===== Provided records =====

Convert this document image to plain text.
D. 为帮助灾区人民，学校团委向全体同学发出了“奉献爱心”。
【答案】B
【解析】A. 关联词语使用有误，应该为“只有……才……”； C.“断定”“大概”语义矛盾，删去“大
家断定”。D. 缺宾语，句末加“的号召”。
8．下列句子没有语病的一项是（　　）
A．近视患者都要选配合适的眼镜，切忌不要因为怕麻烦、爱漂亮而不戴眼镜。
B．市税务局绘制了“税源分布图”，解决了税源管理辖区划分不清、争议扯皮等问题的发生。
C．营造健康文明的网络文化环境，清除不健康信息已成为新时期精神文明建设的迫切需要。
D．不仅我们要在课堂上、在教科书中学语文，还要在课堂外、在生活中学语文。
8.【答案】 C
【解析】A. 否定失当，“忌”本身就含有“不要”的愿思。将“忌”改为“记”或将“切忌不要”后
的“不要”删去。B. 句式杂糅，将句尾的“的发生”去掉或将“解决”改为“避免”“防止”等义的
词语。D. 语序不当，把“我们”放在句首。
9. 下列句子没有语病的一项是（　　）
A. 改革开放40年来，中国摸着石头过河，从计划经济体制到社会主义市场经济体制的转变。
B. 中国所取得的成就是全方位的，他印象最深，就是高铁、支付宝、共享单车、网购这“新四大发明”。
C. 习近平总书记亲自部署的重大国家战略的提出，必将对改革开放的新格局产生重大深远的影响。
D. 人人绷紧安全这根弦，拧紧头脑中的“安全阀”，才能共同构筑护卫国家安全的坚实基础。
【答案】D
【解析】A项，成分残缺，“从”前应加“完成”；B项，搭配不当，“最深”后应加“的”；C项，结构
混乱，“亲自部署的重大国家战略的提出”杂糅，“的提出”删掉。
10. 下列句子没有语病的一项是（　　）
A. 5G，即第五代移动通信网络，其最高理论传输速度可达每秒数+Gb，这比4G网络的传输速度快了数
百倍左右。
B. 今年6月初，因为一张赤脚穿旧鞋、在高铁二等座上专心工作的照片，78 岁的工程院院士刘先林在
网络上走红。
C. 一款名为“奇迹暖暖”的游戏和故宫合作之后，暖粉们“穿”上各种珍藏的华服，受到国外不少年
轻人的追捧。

=====

Task objective -
Pull out each line holding the string "下列句子没有语病的一项是".

Written response -
8．下列句子没有语病的一项是（　　）
9. 下列句子没有语病的一项是（　　）
10. 下列句子没有语病的一项是（　　）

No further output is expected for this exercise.